JOBS:
- a) List every person named in the excerpt on presidential staff.
- b) Reproduce the excerpt on presidential staff verbatim, covering everything from "No doubt, since" down to "examples to ponder.".
- c) Proceed with the excerpt on presidential staff, picking up after its final sentence.

SOURCE PASSAGE:
Since that’s a possibility, two more questions logically come to mind: How much influence do these folks have over the president? And how much autonomy do they have to enact policy?     

I suspect that even most Democrats, at least in private, would admit that the Biden White House has sailed into turbulent waters lately and that the president does not always come across as captain of his own ship. If he does take his hand off the tiller from time to time, who grabs it — and does that person believe in their mind they know better than President Biden?     

No doubt, since the administration of George Washington, there always have been presidential staff members who believe themselves to be more intelligent and capable than the president himself. Leaving aside that usually delusional hubris, we come to the more pertinent fact: The American people elected said egotistical staff members to absolutely nothing.     

But, since that thought process apparently does play out within the West Wing from time to time, we have three relatively recent examples to ponder.

The first was when, on March 30, 1981, Ronald Reagan was shot in an assassination attempt. As Richard V. Allen, President Reagan’s national security adviser at the time, correctly recounted for The Washington Post on March 25, 2011: 

“Within hours of the shooting, as doctors struggled to save the president and reporters clamored for information, Secretary of State Alexander Haig repeatedly insisted — wrongly — that he was in charge of the federal government.

DATA EXTRACT:
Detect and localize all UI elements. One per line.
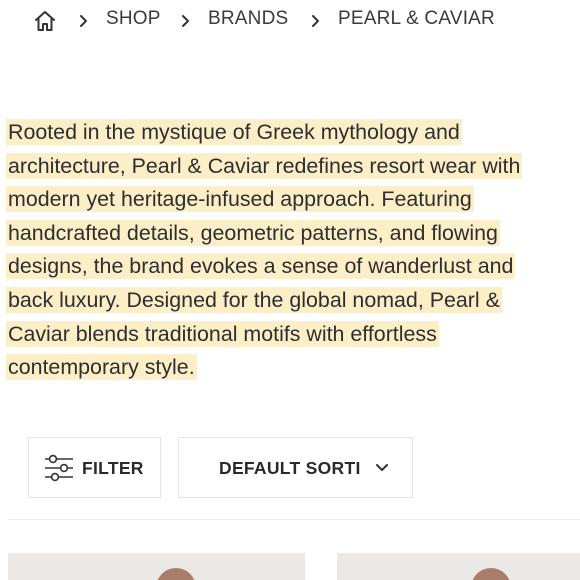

RESULTS:
- a) President Biden, George Washington, Ronald Reagan, Richard V. Allen, Alexander Haig

- b)
No doubt, since the administration of George Washington, there always have been presidential staff members who believe themselves to be more intelligent and capable than the president himself. Leaving aside that usually delusional hubris, we come to the more pertinent fact: The American people elected said egotistical staff members to absolutely nothing.     

But, since that thought process apparently does play out within the West Wing from time to time, we have three relatively recent examples to ponder.

- c)
“Constitutionally, gentlemen, you have the president, the vice president and the secretary of State, in that order, and should the president decide he wants to transfer the helm to the vice president, he will do so,” Haig explained to reporters in the White House press room, apparently forgetting that the House speaker and the Senate’s president pro tempore come before the secretary of State in the line of succession. And then, in a dozen words that would become famous, he said, ‘As of now, I am in control here, in the White House.’

“… That blurted declaration has become a classic Washington moment — and one that would end Haig’s own presidential suitability. A powerful Cabinet secretary had made a shocking mistake during a national crisis that demanded he display calm and command.”

Worse than that, Haig came across as a crazed “Dr. Strangelove” to a number of Americans during that surreal moment, and most likely petrified many of them.

Next on the list, we stay with the Reagan White House and cast our minds back to the feud between Chief of Staff Don Regan and first lady Nancy Reagan. To no one’s surprise, it was a battle easily won by a first lady who knew exactly how to protect her husband from overly ambitious staff. (In full disclosure, I worked in the Reagan White House during that time as a writer. While I was there, some thought that Regan believed himself to be either “co-president” or the country’s “prime minister.”) 

Before Nancy Reagan drove him from the White House, the beleaguered chief of staff tried to tell the news media that it was she who had too much power. Mrs. Reagan instantly shredded that charge with humor when, before an audience of publishers, she said with a laugh: “This morning I had planned to clear up the U.S.-Soviet differences on intermediate-range missiles, but then I decided to clear out Ronnie’s sock drawer instead.” Game, set, and goodbye Mr. Co-President. 

Last, we come to an anecdote from Bob Woodward’s 1996 bestselling-book recounting the election between President Bill Clinton and Sen. Bob Dole, titled “The Choice.” 

Although I am not unbiased — I worked for Dole, post-Senate, as his director of communications and got to know both Clinton and Woodward — I truly do believe the book captures some of the best political back-and-forth of all time.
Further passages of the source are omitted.